Stated task
Transcribe all the entries word for word, omitting any pictures they contain.

Data entries

>> Begin

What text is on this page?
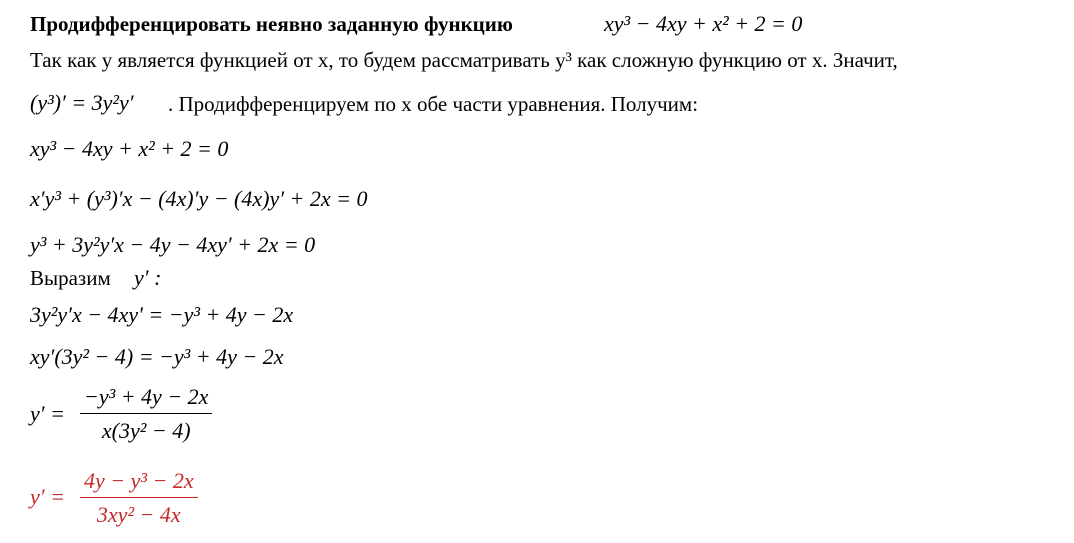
Продифференцировать неявно заданную функцию	xy³ − 4xy + x² + 2 = 0
Так как у является функцией от х, то будем рассматривать у³ как сложную функцию от х. Значит,
(y³)′ = 3y²y′ . Продифференцируем по х обе части уравнения. Получим:
xy³ − 4xy + x² + 2 = 0
x′y³ + (y³)′x − (4x)′y − (4x)y′ + 2x = 0
y³ + 3y²y′x − 4y − 4xy′ + 2x = 0
Выразим y′ :
3y²y′x − 4xy′ = −y³ + 4y − 2x
xy′(3y² − 4) = −y³ + 4y − 2x
y′ =
−y³ + 4y − 2x
x(3y² − 4)
y′ =
4y − y³ − 2x
3xy² − 4x
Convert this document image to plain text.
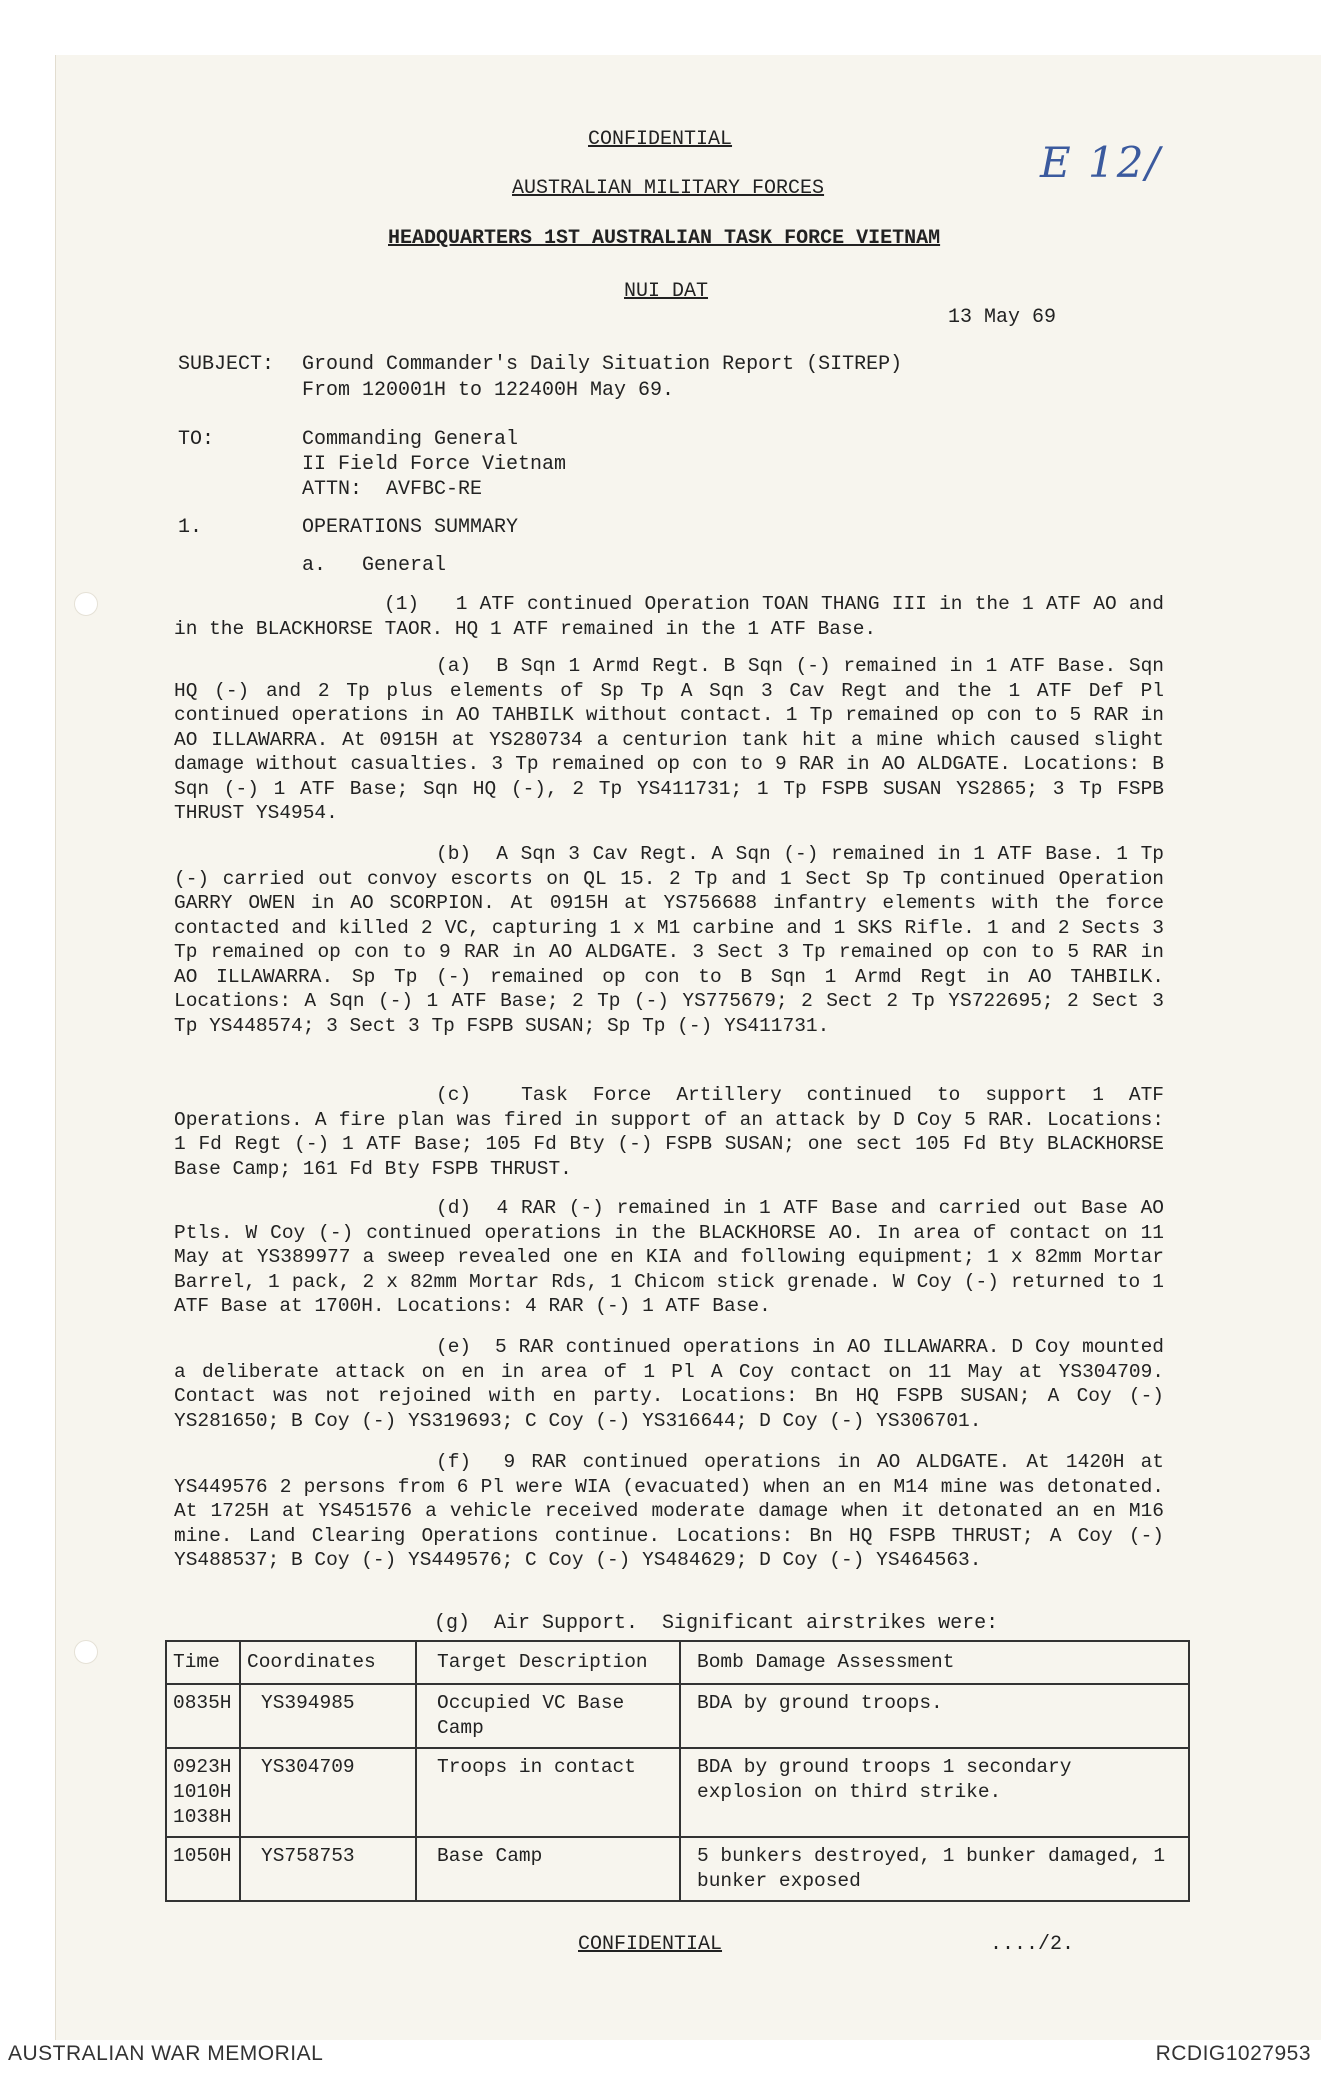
CONFIDENTIAL
AUSTRALIAN MILITARY FORCES
HEADQUARTERS 1ST AUSTRALIAN TASK FORCE VIETNAM
NUI DAT
13 May 69
E 12/
SUBJECT: Ground Commander's Daily Situation Report (SITREP)
From 120001H to 122400H May 69.
TO:	Commanding General
II Field Force Vietnam
ATTN:  AVFBC-RE
1.	OPERATIONS SUMMARY
a. General

(1) 1 ATF continued Operation TOAN THANG III in the 1 ATF AO and in the BLACKHORSE TAOR. HQ 1 ATF remained in the 1 ATF Base.

(a) B Sqn 1 Armd Regt. B Sqn (-) remained in 1 ATF Base. Sqn HQ (-) and 2 Tp plus elements of Sp Tp A Sqn 3 Cav Regt and the 1 ATF Def Pl continued operations in AO TAHBILK without contact. 1 Tp remained op con to 5 RAR in AO ILLAWARRA. At 0915H at YS280734 a centurion tank hit a mine which caused slight damage without casualties. 3 Tp remained op con to 9 RAR in AO ALDGATE. Locations: B Sqn (-) 1 ATF Base; Sqn HQ (-), 2 Tp YS411731; 1 Tp FSPB SUSAN YS2865; 3 Tp FSPB THRUST YS4954.

(b) A Sqn 3 Cav Regt. A Sqn (-) remained in 1 ATF Base. 1 Tp (-) carried out convoy escorts on QL 15. 2 Tp and 1 Sect Sp Tp continued Operation GARRY OWEN in AO SCORPION. At 0915H at YS756688 infantry elements with the force contacted and killed 2 VC, capturing 1 x M1 carbine and 1 SKS Rifle. 1 and 2 Sects 3 Tp remained op con to 9 RAR in AO ALDGATE. 3 Sect 3 Tp remained op con to 5 RAR in AO ILLAWARRA. Sp Tp (-) remained op con to B Sqn 1 Armd Regt in AO TAHBILK. Locations: A Sqn (-) 1 ATF Base; 2 Tp (-) YS775679; 2 Sect 2 Tp YS722695; 2 Sect 3 Tp YS448574; 3 Sect 3 Tp FSPB SUSAN; Sp Tp (-) YS411731.

(c)	Task Force Artillery continued to support 1 ATF Operations. A fire plan was fired in support of an attack by D Coy 5 RAR. Locations: 1 Fd Regt (-) 1 ATF Base; 105 Fd Bty (-) FSPB SUSAN; one sect 105 Fd Bty BLACKHORSE Base Camp; 161 Fd Bty FSPB THRUST.

(d) 4 RAR (-) remained in 1 ATF Base and carried out Base AO Ptls. W Coy (-) continued operations in the BLACKHORSE AO. In area of contact on 11 May at YS389977 a sweep revealed one en KIA and following equipment; 1 x 82mm Mortar Barrel, 1 pack, 2 x 82mm Mortar Rds, 1 Chicom stick grenade. W Coy (-) returned to 1 ATF Base at 1700H. Locations: 4 RAR (-) 1 ATF Base.

(e) 5 RAR continued operations in AO ILLAWARRA. D Coy mounted a deliberate attack on en in area of 1 Pl A Coy contact on 11 May at YS304709. Contact was not rejoined with en party. Locations: Bn HQ FSPB SUSAN; A Coy (-) YS281650; B Coy (-) YS319693; C Coy (-) YS316644; D Coy (-) YS306701.

(f) 9 RAR continued operations in AO ALDGATE. At 1420H at YS449576 2 persons from 6 Pl were WIA (evacuated) when an en M14 mine was detonated. At 1725H at YS451576 a vehicle received moderate damage when it detonated an en M16 mine. Land Clearing Operations continue. Locations: Bn HQ FSPB THRUST; A Coy (-) YS488537; B Coy (-) YS449576; C Coy (-) YS484629; D Coy (-) YS464563.

(g) Air Support.  Significant airstrikes were:
Time	Coordinates	Target Description	Bomb Damage Assessment
0835H	YS394985	Occupied VC Base Camp	BDA by ground troops.
0923H 1010H 1038H	YS304709	Troops in contact	BDA by ground troops 1 secondary explosion on third strike.
1050H	YS758753	Base Camp	5 bunkers destroyed, 1 bunker damaged, 1 bunker exposed
CONFIDENTIAL	..../2.
AUSTRALIAN WAR MEMORIAL	RCDIG1027953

>> End

Exercise answer
What text is on this page?
Продифференцировать неявно заданную функцию	xy³ − 4xy + x² + 2 = 0
Так как у является функцией от х, то будем рассматривать у³ как сложную функцию от х. Значит,
(y³)′ = 3y²y′ . Продифференцируем по х обе части уравнения. Получим:
xy³ − 4xy + x² + 2 = 0
x′y³ + (y³)′x − (4x)′y − (4x)y′ + 2x = 0
y³ + 3y²y′x − 4y − 4xy′ + 2x = 0
Выразим y′ :
3y²y′x − 4xy′ = −y³ + 4y − 2x
xy′(3y² − 4) = −y³ + 4y − 2x
y′ =
−y³ + 4y − 2x
x(3y² − 4)
y′ =
4y − y³ − 2x
3xy² − 4x
Convert this document image to plain text.
CONFIDENTIAL
AUSTRALIAN MILITARY FORCES
HEADQUARTERS 1ST AUSTRALIAN TASK FORCE VIETNAM
NUI DAT
13 May 69
E 12/
SUBJECT: Ground Commander's Daily Situation Report (SITREP)
From 120001H to 122400H May 69.
TO:	Commanding General
II Field Force Vietnam
ATTN:  AVFBC-RE
1.	OPERATIONS SUMMARY
a. General

(1) 1 ATF continued Operation TOAN THANG III in the 1 ATF AO and in the BLACKHORSE TAOR. HQ 1 ATF remained in the 1 ATF Base.

(a) B Sqn 1 Armd Regt. B Sqn (-) remained in 1 ATF Base. Sqn HQ (-) and 2 Tp plus elements of Sp Tp A Sqn 3 Cav Regt and the 1 ATF Def Pl continued operations in AO TAHBILK without contact. 1 Tp remained op con to 5 RAR in AO ILLAWARRA. At 0915H at YS280734 a centurion tank hit a mine which caused slight damage without casualties. 3 Tp remained op con to 9 RAR in AO ALDGATE. Locations: B Sqn (-) 1 ATF Base; Sqn HQ (-), 2 Tp YS411731; 1 Tp FSPB SUSAN YS2865; 3 Tp FSPB THRUST YS4954.

(b) A Sqn 3 Cav Regt. A Sqn (-) remained in 1 ATF Base. 1 Tp (-) carried out convoy escorts on QL 15. 2 Tp and 1 Sect Sp Tp continued Operation GARRY OWEN in AO SCORPION. At 0915H at YS756688 infantry elements with the force contacted and killed 2 VC, capturing 1 x M1 carbine and 1 SKS Rifle. 1 and 2 Sects 3 Tp remained op con to 9 RAR in AO ALDGATE. 3 Sect 3 Tp remained op con to 5 RAR in AO ILLAWARRA. Sp Tp (-) remained op con to B Sqn 1 Armd Regt in AO TAHBILK. Locations: A Sqn (-) 1 ATF Base; 2 Tp (-) YS775679; 2 Sect 2 Tp YS722695; 2 Sect 3 Tp YS448574; 3 Sect 3 Tp FSPB SUSAN; Sp Tp (-) YS411731.

(c)	Task Force Artillery continued to support 1 ATF Operations. A fire plan was fired in support of an attack by D Coy 5 RAR. Locations: 1 Fd Regt (-) 1 ATF Base; 105 Fd Bty (-) FSPB SUSAN; one sect 105 Fd Bty BLACKHORSE Base Camp; 161 Fd Bty FSPB THRUST.

(d) 4 RAR (-) remained in 1 ATF Base and carried out Base AO Ptls. W Coy (-) continued operations in the BLACKHORSE AO. In area of contact on 11 May at YS389977 a sweep revealed one en KIA and following equipment; 1 x 82mm Mortar Barrel, 1 pack, 2 x 82mm Mortar Rds, 1 Chicom stick grenade. W Coy (-) returned to 1 ATF Base at 1700H. Locations: 4 RAR (-) 1 ATF Base.

(e) 5 RAR continued operations in AO ILLAWARRA. D Coy mounted a deliberate attack on en in area of 1 Pl A Coy contact on 11 May at YS304709. Contact was not rejoined with en party. Locations: Bn HQ FSPB SUSAN; A Coy (-) YS281650; B Coy (-) YS319693; C Coy (-) YS316644; D Coy (-) YS306701.

(f) 9 RAR continued operations in AO ALDGATE. At 1420H at YS449576 2 persons from 6 Pl were WIA (evacuated) when an en M14 mine was detonated. At 1725H at YS451576 a vehicle received moderate damage when it detonated an en M16 mine. Land Clearing Operations continue. Locations: Bn HQ FSPB THRUST; A Coy (-) YS488537; B Coy (-) YS449576; C Coy (-) YS484629; D Coy (-) YS464563.

(g) Air Support.  Significant airstrikes were:
Time	Coordinates	Target Description	Bomb Damage Assessment
0835H	YS394985	Occupied VC Base Camp	BDA by ground troops.
0923H 1010H 1038H	YS304709	Troops in contact	BDA by ground troops 1 secondary explosion on third strike.
1050H	YS758753	Base Camp	5 bunkers destroyed, 1 bunker damaged, 1 bunker exposed
CONFIDENTIAL	..../2.
AUSTRALIAN WAR MEMORIAL	RCDIG1027953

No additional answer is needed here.